**Work to complete**
Every line of the records below should be restated exactly.

── Data supplied

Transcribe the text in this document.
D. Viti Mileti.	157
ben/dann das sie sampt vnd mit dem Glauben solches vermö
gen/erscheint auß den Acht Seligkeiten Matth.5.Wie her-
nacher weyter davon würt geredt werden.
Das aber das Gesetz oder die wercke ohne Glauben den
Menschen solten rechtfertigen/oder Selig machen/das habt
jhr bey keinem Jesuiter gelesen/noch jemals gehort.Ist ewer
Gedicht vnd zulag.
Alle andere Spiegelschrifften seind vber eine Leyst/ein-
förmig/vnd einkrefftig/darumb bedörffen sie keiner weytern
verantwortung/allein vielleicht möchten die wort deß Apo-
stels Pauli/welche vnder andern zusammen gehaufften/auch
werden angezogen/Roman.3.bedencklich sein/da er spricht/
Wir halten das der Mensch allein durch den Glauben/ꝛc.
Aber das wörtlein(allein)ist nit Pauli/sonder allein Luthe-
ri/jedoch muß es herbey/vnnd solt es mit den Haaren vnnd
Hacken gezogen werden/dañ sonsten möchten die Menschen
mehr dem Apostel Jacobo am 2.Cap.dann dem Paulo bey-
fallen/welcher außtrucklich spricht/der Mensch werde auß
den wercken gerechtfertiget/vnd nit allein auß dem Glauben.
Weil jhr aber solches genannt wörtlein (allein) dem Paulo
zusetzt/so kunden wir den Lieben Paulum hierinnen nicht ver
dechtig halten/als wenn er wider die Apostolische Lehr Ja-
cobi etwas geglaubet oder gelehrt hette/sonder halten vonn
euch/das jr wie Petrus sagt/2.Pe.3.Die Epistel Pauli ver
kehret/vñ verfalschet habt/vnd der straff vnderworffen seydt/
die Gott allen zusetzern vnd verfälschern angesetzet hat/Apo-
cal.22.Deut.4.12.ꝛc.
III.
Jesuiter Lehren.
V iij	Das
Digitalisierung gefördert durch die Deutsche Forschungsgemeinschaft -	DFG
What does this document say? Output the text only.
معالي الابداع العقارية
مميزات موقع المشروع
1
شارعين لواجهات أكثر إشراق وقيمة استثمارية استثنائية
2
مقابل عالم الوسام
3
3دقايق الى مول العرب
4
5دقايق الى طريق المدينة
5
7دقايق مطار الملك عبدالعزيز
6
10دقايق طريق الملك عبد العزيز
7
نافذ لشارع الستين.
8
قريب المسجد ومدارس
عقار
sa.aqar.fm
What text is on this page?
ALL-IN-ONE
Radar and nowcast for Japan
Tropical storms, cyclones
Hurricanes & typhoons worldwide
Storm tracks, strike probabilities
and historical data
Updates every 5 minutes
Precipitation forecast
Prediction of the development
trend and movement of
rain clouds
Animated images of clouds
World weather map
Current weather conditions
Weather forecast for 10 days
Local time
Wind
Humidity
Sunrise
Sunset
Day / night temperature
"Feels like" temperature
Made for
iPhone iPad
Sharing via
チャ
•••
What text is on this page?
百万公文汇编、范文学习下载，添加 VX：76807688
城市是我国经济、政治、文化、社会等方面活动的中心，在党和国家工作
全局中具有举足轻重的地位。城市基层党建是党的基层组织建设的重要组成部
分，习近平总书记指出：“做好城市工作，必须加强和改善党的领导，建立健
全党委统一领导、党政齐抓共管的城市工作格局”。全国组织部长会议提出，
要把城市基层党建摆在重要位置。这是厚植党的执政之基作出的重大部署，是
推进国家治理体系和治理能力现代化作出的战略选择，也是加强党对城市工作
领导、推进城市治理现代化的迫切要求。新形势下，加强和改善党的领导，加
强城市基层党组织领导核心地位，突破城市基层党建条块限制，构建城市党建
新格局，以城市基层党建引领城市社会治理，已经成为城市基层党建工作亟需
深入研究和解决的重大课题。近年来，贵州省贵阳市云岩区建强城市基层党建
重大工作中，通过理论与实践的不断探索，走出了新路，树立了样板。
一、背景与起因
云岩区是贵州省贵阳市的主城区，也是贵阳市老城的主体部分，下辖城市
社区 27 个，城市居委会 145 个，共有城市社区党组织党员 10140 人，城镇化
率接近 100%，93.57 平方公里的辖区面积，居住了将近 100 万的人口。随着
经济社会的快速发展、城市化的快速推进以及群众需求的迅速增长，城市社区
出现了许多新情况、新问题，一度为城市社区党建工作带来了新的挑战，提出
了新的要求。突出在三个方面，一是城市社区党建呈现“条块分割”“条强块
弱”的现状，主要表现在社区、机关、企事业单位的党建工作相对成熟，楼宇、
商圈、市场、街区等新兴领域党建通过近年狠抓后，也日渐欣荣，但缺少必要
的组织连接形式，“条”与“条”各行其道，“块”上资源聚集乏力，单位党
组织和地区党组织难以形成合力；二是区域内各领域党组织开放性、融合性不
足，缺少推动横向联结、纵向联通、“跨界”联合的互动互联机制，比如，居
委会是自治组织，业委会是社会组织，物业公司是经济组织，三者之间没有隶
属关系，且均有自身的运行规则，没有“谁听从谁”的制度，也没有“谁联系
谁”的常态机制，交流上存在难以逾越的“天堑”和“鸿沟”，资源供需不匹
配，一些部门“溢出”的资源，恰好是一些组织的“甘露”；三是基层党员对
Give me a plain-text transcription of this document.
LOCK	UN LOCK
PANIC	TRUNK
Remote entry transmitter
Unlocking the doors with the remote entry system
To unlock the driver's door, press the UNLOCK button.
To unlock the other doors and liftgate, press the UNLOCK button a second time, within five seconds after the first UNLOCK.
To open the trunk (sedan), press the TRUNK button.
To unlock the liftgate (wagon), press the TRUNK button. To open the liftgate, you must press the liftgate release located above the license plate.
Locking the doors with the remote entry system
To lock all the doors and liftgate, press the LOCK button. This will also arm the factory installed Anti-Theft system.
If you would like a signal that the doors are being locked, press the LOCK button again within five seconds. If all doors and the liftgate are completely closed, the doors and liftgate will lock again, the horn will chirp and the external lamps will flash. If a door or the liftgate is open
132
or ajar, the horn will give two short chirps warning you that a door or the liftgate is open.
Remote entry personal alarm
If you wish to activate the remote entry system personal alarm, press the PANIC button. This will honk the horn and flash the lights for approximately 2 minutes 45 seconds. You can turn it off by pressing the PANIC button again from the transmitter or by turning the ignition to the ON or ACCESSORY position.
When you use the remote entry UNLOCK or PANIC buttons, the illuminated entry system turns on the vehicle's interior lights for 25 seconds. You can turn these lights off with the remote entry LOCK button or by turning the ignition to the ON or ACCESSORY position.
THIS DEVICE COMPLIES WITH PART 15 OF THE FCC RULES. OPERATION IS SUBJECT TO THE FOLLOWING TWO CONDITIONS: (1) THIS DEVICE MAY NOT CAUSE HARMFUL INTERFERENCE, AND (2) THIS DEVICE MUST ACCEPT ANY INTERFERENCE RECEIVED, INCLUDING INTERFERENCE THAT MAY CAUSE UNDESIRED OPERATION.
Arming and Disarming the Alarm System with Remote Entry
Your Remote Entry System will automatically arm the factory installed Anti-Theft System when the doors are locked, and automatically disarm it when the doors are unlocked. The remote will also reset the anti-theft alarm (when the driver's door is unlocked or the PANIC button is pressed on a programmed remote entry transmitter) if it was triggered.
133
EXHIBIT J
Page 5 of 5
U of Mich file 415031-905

────

**The reply**
Transcribe the text in this document.
D. Viti Mileti.	157
ben/dann das sie sampt vnd mit dem Glauben solches vermö
gen/erscheint auß den Acht Seligkeiten Matth.5.Wie her-
nacher weyter davon würt geredt werden.
Das aber das Gesetz oder die wercke ohne Glauben den
Menschen solten rechtfertigen/oder Selig machen/das habt
jhr bey keinem Jesuiter gelesen/noch jemals gehort.Ist ewer
Gedicht vnd zulag.
Alle andere Spiegelschrifften seind vber eine Leyst/ein-
förmig/vnd einkrefftig/darumb bedörffen sie keiner weytern
verantwortung/allein vielleicht möchten die wort deß Apo-
stels Pauli/welche vnder andern zusammen gehaufften/auch
werden angezogen/Roman.3.bedencklich sein/da er spricht/
Wir halten das der Mensch allein durch den Glauben/ꝛc.
Aber das wörtlein(allein)ist nit Pauli/sonder allein Luthe-
ri/jedoch muß es herbey/vnnd solt es mit den Haaren vnnd
Hacken gezogen werden/dañ sonsten möchten die Menschen
mehr dem Apostel Jacobo am 2.Cap.dann dem Paulo bey-
fallen/welcher außtrucklich spricht/der Mensch werde auß
den wercken gerechtfertiget/vnd nit allein auß dem Glauben.
Weil jhr aber solches genannt wörtlein (allein) dem Paulo
zusetzt/so kunden wir den Lieben Paulum hierinnen nicht ver
dechtig halten/als wenn er wider die Apostolische Lehr Ja-
cobi etwas geglaubet oder gelehrt hette/sonder halten vonn
euch/das jr wie Petrus sagt/2.Pe.3.Die Epistel Pauli ver
kehret/vñ verfalschet habt/vnd der straff vnderworffen seydt/
die Gott allen zusetzern vnd verfälschern angesetzet hat/Apo-
cal.22.Deut.4.12.ꝛc.
III.
Jesuiter Lehren.
V iij	Das
Digitalisierung gefördert durch die Deutsche Forschungsgemeinschaft -	DFG
What does this document say? Output the text only.
معالي الابداع العقارية
مميزات موقع المشروع
1
شارعين لواجهات أكثر إشراق وقيمة استثمارية استثنائية
2
مقابل عالم الوسام
3
3دقايق الى مول العرب
4
5دقايق الى طريق المدينة
5
7دقايق مطار الملك عبدالعزيز
6
10دقايق طريق الملك عبد العزيز
7
نافذ لشارع الستين.
8
قريب المسجد ومدارس
عقار
sa.aqar.fm
What text is on this page?
ALL-IN-ONE
Radar and nowcast for Japan
Tropical storms, cyclones
Hurricanes & typhoons worldwide
Storm tracks, strike probabilities
and historical data
Updates every 5 minutes
Precipitation forecast
Prediction of the development
trend and movement of
rain clouds
Animated images of clouds
World weather map
Current weather conditions
Weather forecast for 10 days
Local time
Wind
Humidity
Sunrise
Sunset
Day / night temperature
"Feels like" temperature
Made for
iPhone iPad
Sharing via
チャ
•••
What text is on this page?
百万公文汇编、范文学习下载，添加 VX：76807688
城市是我国经济、政治、文化、社会等方面活动的中心，在党和国家工作
全局中具有举足轻重的地位。城市基层党建是党的基层组织建设的重要组成部
分，习近平总书记指出：“做好城市工作，必须加强和改善党的领导，建立健
全党委统一领导、党政齐抓共管的城市工作格局”。全国组织部长会议提出，
要把城市基层党建摆在重要位置。这是厚植党的执政之基作出的重大部署，是
推进国家治理体系和治理能力现代化作出的战略选择，也是加强党对城市工作
领导、推进城市治理现代化的迫切要求。新形势下，加强和改善党的领导，加
强城市基层党组织领导核心地位，突破城市基层党建条块限制，构建城市党建
新格局，以城市基层党建引领城市社会治理，已经成为城市基层党建工作亟需
深入研究和解决的重大课题。近年来，贵州省贵阳市云岩区建强城市基层党建
重大工作中，通过理论与实践的不断探索，走出了新路，树立了样板。
一、背景与起因
云岩区是贵州省贵阳市的主城区，也是贵阳市老城的主体部分，下辖城市
社区 27 个，城市居委会 145 个，共有城市社区党组织党员 10140 人，城镇化
率接近 100%，93.57 平方公里的辖区面积，居住了将近 100 万的人口。随着
经济社会的快速发展、城市化的快速推进以及群众需求的迅速增长，城市社区
出现了许多新情况、新问题，一度为城市社区党建工作带来了新的挑战，提出
了新的要求。突出在三个方面，一是城市社区党建呈现“条块分割”“条强块
弱”的现状，主要表现在社区、机关、企事业单位的党建工作相对成熟，楼宇、
商圈、市场、街区等新兴领域党建通过近年狠抓后，也日渐欣荣，但缺少必要
的组织连接形式，“条”与“条”各行其道，“块”上资源聚集乏力，单位党
组织和地区党组织难以形成合力；二是区域内各领域党组织开放性、融合性不
足，缺少推动横向联结、纵向联通、“跨界”联合的互动互联机制，比如，居
委会是自治组织，业委会是社会组织，物业公司是经济组织，三者之间没有隶
属关系，且均有自身的运行规则，没有“谁听从谁”的制度，也没有“谁联系
谁”的常态机制，交流上存在难以逾越的“天堑”和“鸿沟”，资源供需不匹
配，一些部门“溢出”的资源，恰好是一些组织的“甘露”；三是基层党员对
Give me a plain-text transcription of this document.
LOCK	UN LOCK
PANIC	TRUNK
Remote entry transmitter
Unlocking the doors with the remote entry system
To unlock the driver's door, press the UNLOCK button.
To unlock the other doors and liftgate, press the UNLOCK button a second time, within five seconds after the first UNLOCK.
To open the trunk (sedan), press the TRUNK button.
To unlock the liftgate (wagon), press the TRUNK button. To open the liftgate, you must press the liftgate release located above the license plate.
Locking the doors with the remote entry system
To lock all the doors and liftgate, press the LOCK button. This will also arm the factory installed Anti-Theft system.
If you would like a signal that the doors are being locked, press the LOCK button again within five seconds. If all doors and the liftgate are completely closed, the doors and liftgate will lock again, the horn will chirp and the external lamps will flash. If a door or the liftgate is open
132
or ajar, the horn will give two short chirps warning you that a door or the liftgate is open.
Remote entry personal alarm
If you wish to activate the remote entry system personal alarm, press the PANIC button. This will honk the horn and flash the lights for approximately 2 minutes 45 seconds. You can turn it off by pressing the PANIC button again from the transmitter or by turning the ignition to the ON or ACCESSORY position.
When you use the remote entry UNLOCK or PANIC buttons, the illuminated entry system turns on the vehicle's interior lights for 25 seconds. You can turn these lights off with the remote entry LOCK button or by turning the ignition to the ON or ACCESSORY position.
THIS DEVICE COMPLIES WITH PART 15 OF THE FCC RULES. OPERATION IS SUBJECT TO THE FOLLOWING TWO CONDITIONS: (1) THIS DEVICE MAY NOT CAUSE HARMFUL INTERFERENCE, AND (2) THIS DEVICE MUST ACCEPT ANY INTERFERENCE RECEIVED, INCLUDING INTERFERENCE THAT MAY CAUSE UNDESIRED OPERATION.
Arming and Disarming the Alarm System with Remote Entry
Your Remote Entry System will automatically arm the factory installed Anti-Theft System when the doors are locked, and automatically disarm it when the doors are unlocked. The remote will also reset the anti-theft alarm (when the driver's door is unlocked or the PANIC button is pressed on a programmed remote entry transmitter) if it was triggered.
133
EXHIBIT J
Page 5 of 5
U of Mich file 415031-905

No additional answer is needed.